++++ Dataset records
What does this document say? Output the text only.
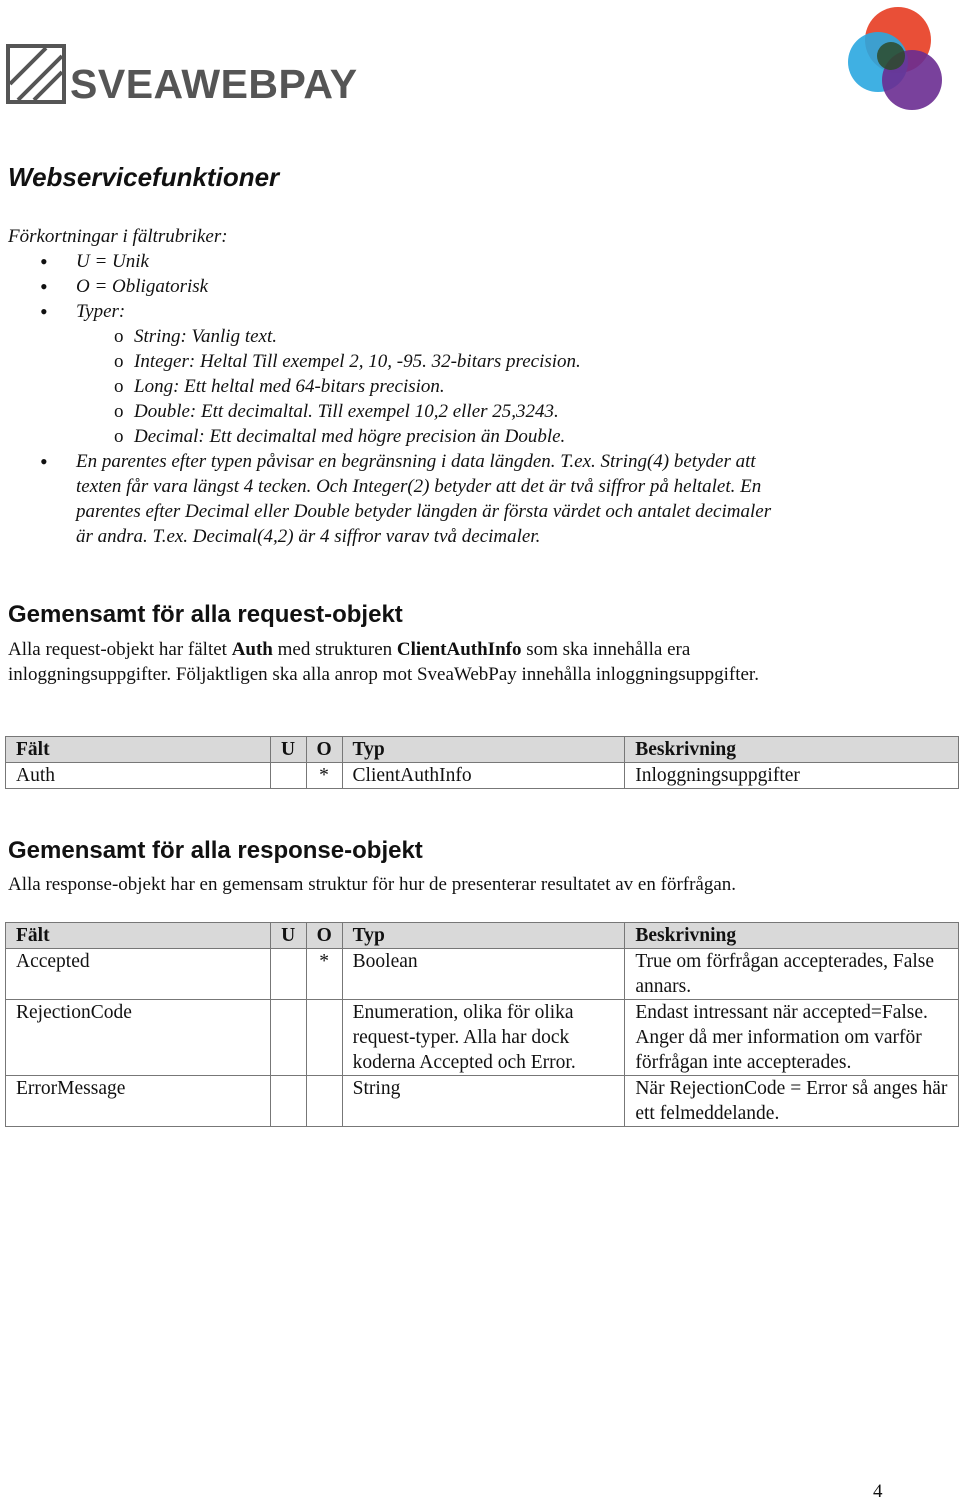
SVEAWEBPAY
Webservicefunktioner

Förkortningar i fältrubriker:

• U = Unik

• O = Obligatorisk

• Typer:

o String: Vanlig text.

o Integer: Heltal Till exempel 2, 10, -95. 32-bitars precision.

o Long: Ett heltal med 64-bitars precision.

o Double: Ett decimaltal. Till exempel 10,2 eller 25,3243.

o Decimal: Ett decimaltal med högre precision än Double.

• En parentes efter typen påvisar en begränsning i data längden. T.ex. String(4) betyder att
texten får vara längst 4 tecken. Och Integer(2) betyder att det är två siffror på heltalet. En
parentes efter Decimal eller Double betyder längden är första värdet och antalet decimaler
är andra. T.ex. Decimal(4,2) är 4 siffror varav två decimaler.
Gemensamt för alla request-objekt
Alla request-objekt har fältet Auth med strukturen ClientAuthInfo som ska innehålla era
inloggningsuppgifter. Följaktligen ska alla anrop mot SveaWebPay innehålla inloggningsuppgifter.
Fält	U	O	Typ	Beskrivning
Auth		*	ClientAuthInfo	Inloggningsuppgifter
Gemensamt för alla response-objekt
Alla response-objekt har en gemensam struktur för hur de presenterar resultatet av en förfrågan.
Fält	U	O	Typ	Beskrivning
Accepted		*	Boolean	True om förfrågan accepterades, False annars.
RejectionCode			Enumeration, olika för olika request-typer. Alla har dock koderna Accepted och Error.	Endast intressant när accepted=False. Anger då mer information om varför förfrågan inte accepterades.
ErrorMessage			String	När RejectionCode = Error så anges här ett felmeddelande.
4
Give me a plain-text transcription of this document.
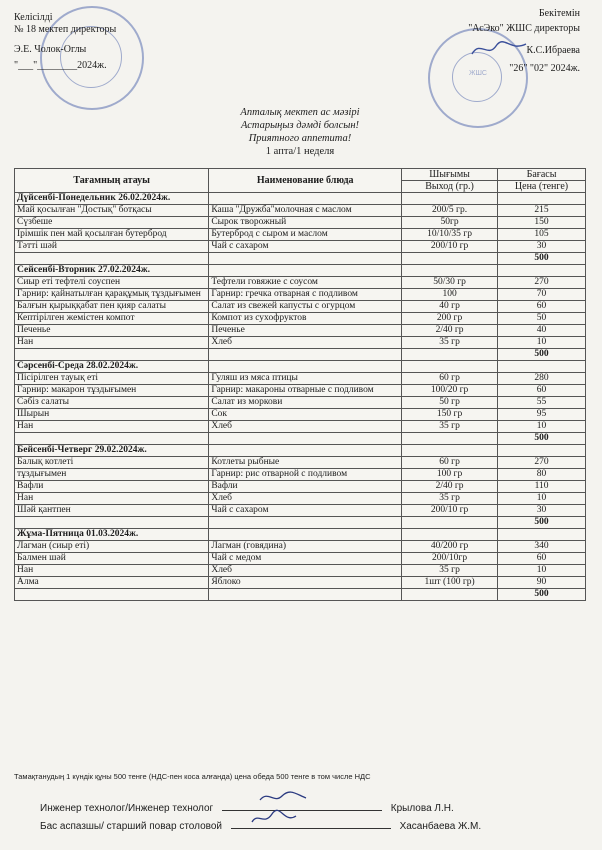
Келісілді
№ 18 мектеп директоры
Э.Е. Чолок-Оглы
"___"________2024ж.
ЖШС
Бекітемін
"АсЭко" ЖШС директоры
К.С.Ибраева
"26" "02" 2024ж.
Апталық мектеп ас мәзірі
Астарыңыз дәмді болсын!
Приятного аппетита!
1 апта/1 неделя
Тағамның атауы	Наименование блюда	Шығымы	Бағасы
		Выход (гр.)	Цена (тенге)
Дүйсенбі-Понедельник 26.02.2024ж.			
Май қосылған "Достық" ботқасы	Каша "Дружба"молочная с маслом	200/5 гр.	215
Сүзбеше	Сырок творожный	50гр	150
Ірімшік пен май қосылған бутерброд	Бутерброд с сыром и маслом	10/10/35 гр	105
Тәтті шәй	Чай с сахаром	200/10 гр	30
			500
Сейсенбі-Вторник 27.02.2024ж.			
Сиыр еті тефтелі соуспен	Тефтели говяжие с соусом	50/30 гр	270
Гарнир: қайнатылған қарақұмық тұздығымен	Гарнир: гречка отварная с подливом	100	70
Балғын қырыққабат пен қияр салаты	Салат из свежей капусты с огурцом	40 гр	60
Кептірілген жемістен компот	Компот из сухофруктов	200 гр	50
Печенье	Печенье	2/40 гр	40
Нан	Хлеб	35 гр	10
			500
Сәрсенбі-Среда 28.02.2024ж.			
Пісірілген тауық еті	Гуляш из мяса птицы	60 гр	280
Гарнир: макарон тұздығымен	Гарнир: макароны отварные с подливом	100/20 гр	60
Сәбіз салаты	Салат из моркови	50 гр	55
Шырын	Сок	150 гр	95
Нан	Хлеб	35 гр	10
			500
Бейсенбі-Четверг 29.02.2024ж.			
Балық котлеті	Котлеты рыбные	60 гр	270
тұздығымен	Гарнир: рис отварной с подливом	100 гр	80
Вафли	Вафли	2/40 гр	110
Нан	Хлеб	35 гр	10
Шәй қантпен	Чай с сахаром	200/10 гр	30
			500
Жұма-Пятница 01.03.2024ж.			
Лагман (сиыр еті)	Лагман (говядина)	40/200 гр	340
Балмен шәй	Чай с медом	200/10гр	60
Нан	Хлеб	35 гр	10
Алма	Яблоко	1шт (100 гр)	90
			500
Тамақтанудың 1 күндік құны 500 тенге (НДС-пен коса алғанда) цена обеда 500 тенге в том числе НДС
Инженер технолог/Инженер технолог	Крылова Л.Н.
Бас аспазшы/ старший повар столовой	Хасанбаева Ж.М.
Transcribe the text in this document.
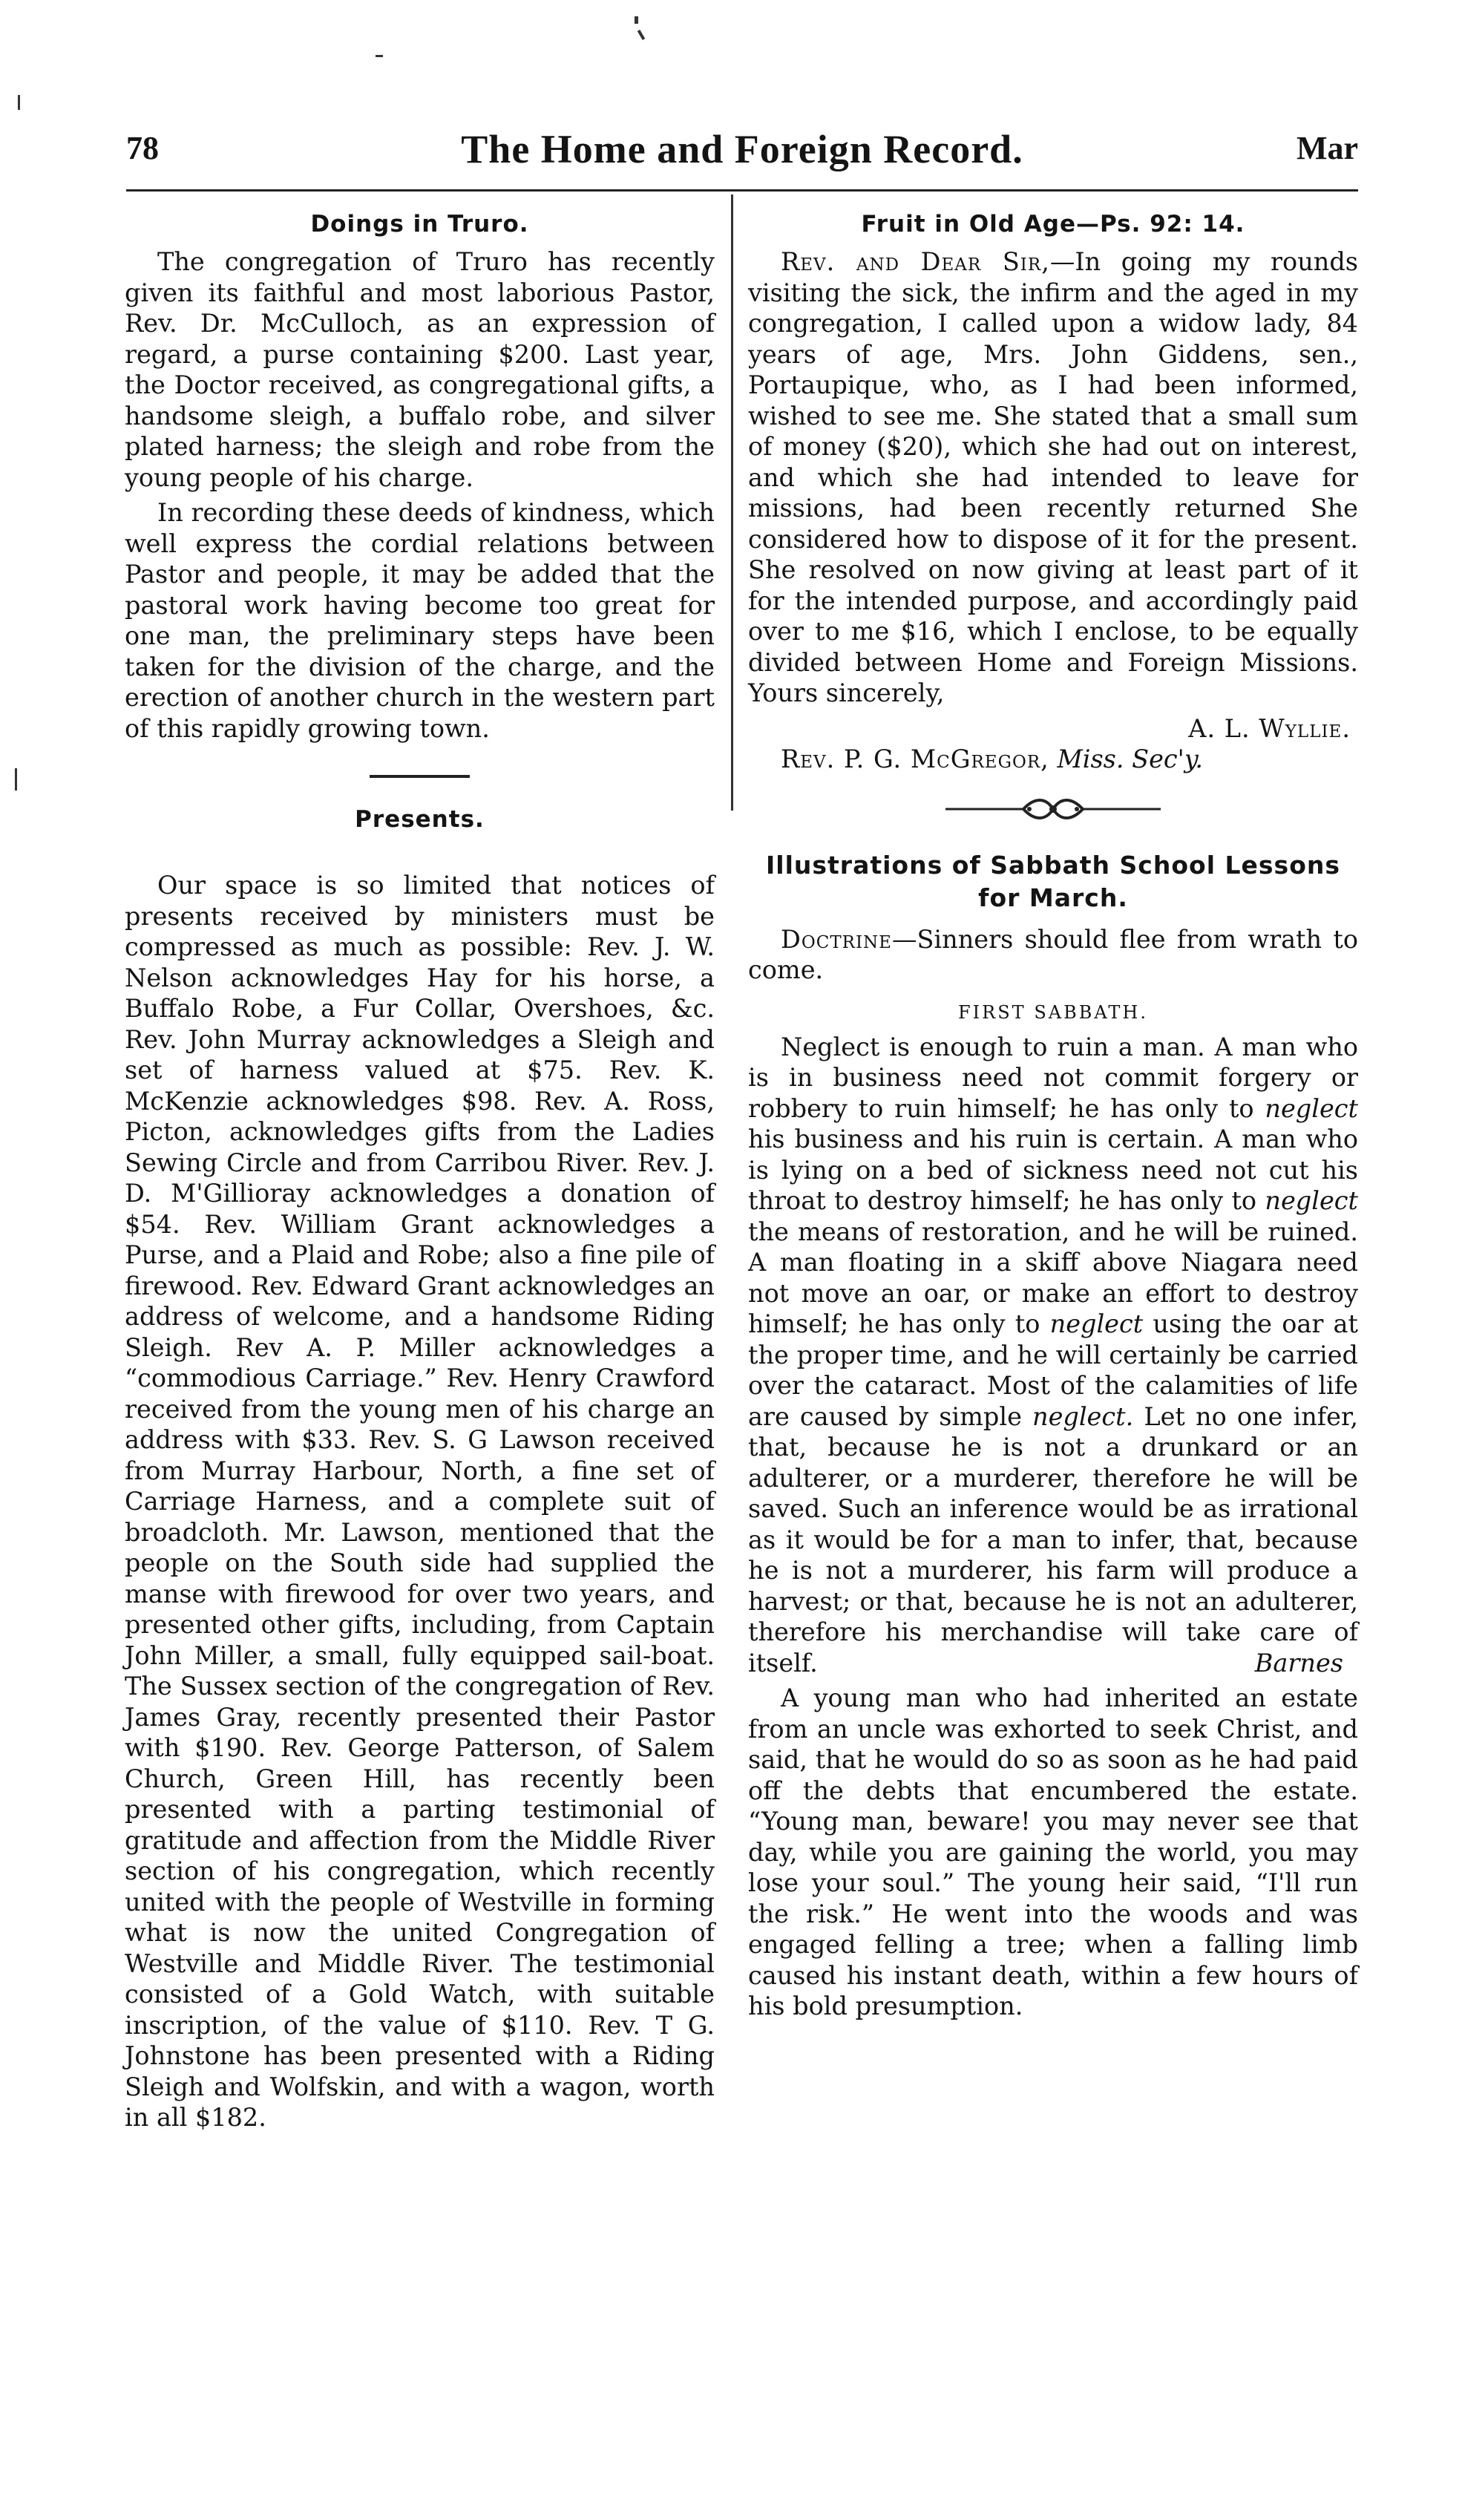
78	The Home and Foreign Record.	Mar
Doings in Truro.

The congregation of Truro has recently given its faithful and most laborious Pastor, Rev. Dr. McCulloch, as an expression of regard, a purse containing $200. Last year, the Doctor received, as congregational gifts, a handsome sleigh, a buffalo robe, and silver plated harness; the sleigh and robe from the young people of his charge.

In recording these deeds of kindness, which well express the cordial relations between Pastor and people, it may be added that the pastoral work having become too great for one man, the preliminary steps have been taken for the division of the charge, and the erection of another church in the western part of this rapidly growing town.

Presents.

Our space is so limited that notices of presents received by ministers must be compressed as much as possible: Rev. J. W. Nelson acknowledges Hay for his horse, a Buffalo Robe, a Fur Collar, Overshoes, &c. Rev. John Murray acknowledges a Sleigh and set of harness valued at $75. Rev. K. McKenzie acknowledges $98. Rev. A. Ross, Picton, acknowledges gifts from the Ladies Sewing Circle and from Carribou River. Rev. J. D. M'Gillioray acknowledges a donation of $54. Rev. William Grant acknowledges a Purse, and a Plaid and Robe; also a fine pile of firewood. Rev. Edward Grant acknowledges an address of welcome, and a handsome Riding Sleigh. Rev A. P. Miller acknowledges a “commodious Carriage.” Rev. Henry Crawford received from the young men of his charge an address with $33. Rev. S. G Lawson received from Murray Harbour, North, a fine set of Carriage Harness, and a complete suit of broadcloth. Mr. Lawson, mentioned that the people on the South side had supplied the manse with firewood for over two years, and presented other gifts, including, from Captain John Miller, a small, fully equipped sail-boat. The Sussex section of the congregation of Rev. James Gray, recently presented their Pastor with $190. Rev. George Patterson, of Salem Church, Green Hill, has recently been presented with a parting testimonial of gratitude and affection from the Middle River section of his congregation, which recently united with the people of Westville in forming what is now the united Congregation of Westville and Middle River. The testimonial consisted of a Gold Watch, with suitable inscription, of the value of $110. Rev. T G. Johnstone has been presented with a Riding Sleigh and Wolfskin, and with a wagon, worth in all $182.

Fruit in Old Age—Ps. 92: 14.

Rev. and Dear Sir,—In going my rounds visiting the sick, the infirm and the aged in my congregation, I called upon a widow lady, 84 years of age, Mrs. John Giddens, sen., Portaupique, who, as I had been informed, wished to see me. She stated that a small sum of money ($20), which she had out on interest, and which she had intended to leave for missions, had been recently returned She considered how to dispose of it for the present. She resolved on now giving at least part of it for the intended purpose, and accordingly paid over to me $16, which I enclose, to be equally divided between Home and Foreign Missions. Yours sincerely,

A. L. Wyllie.
Rev. P. G. McGregor, Miss. Sec'y.
Illustrations of Sabbath School Lessons for March.

Doctrine—Sinners should flee from wrath to come.

FIRST SABBATH.

Neglect is enough to ruin a man. A man who is in business need not commit forgery or robbery to ruin himself; he has only to neglect his business and his ruin is certain. A man who is lying on a bed of sickness need not cut his throat to destroy himself; he has only to neglect the means of restoration, and he will be ruined. A man floating in a skiff above Niagara need not move an oar, or make an effort to destroy himself; he has only to neglect using the oar at the proper time, and he will certainly be carried over the cataract. Most of the calamities of life are caused by simple neglect. Let no one infer, that, because he is not a drunkard or an adulterer, or a murderer, therefore he will be saved. Such an inference would be as irrational as it would be for a man to infer, that, because he is not a murderer, his farm will produce a harvest; or that, because he is not an adulterer, therefore his merchandise will take care of itself.	Barnes

A young man who had inherited an estate from an uncle was exhorted to seek Christ, and said, that he would do so as soon as he had paid off the debts that encumbered the estate. “Young man, beware! you may never see that day, while you are gaining the world, you may lose your soul.” The young heir said, “I'll run the risk.” He went into the woods and was engaged felling a tree; when a falling limb caused his instant death, within a few hours of his bold presumption.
++++++++
Take every line from the data that contains the word "Truro".

- [Written reply]
Doings in Truro.
The congregation of Truro has recently given its faithful and most laborious Pastor, Rev. Dr. McCulloch, as an expression of regard, a purse containing $200. Last year, the Doctor received, as congregational gifts, a handsome sleigh, a buffalo robe, and silver plated harness; the sleigh and robe from the young people of his charge.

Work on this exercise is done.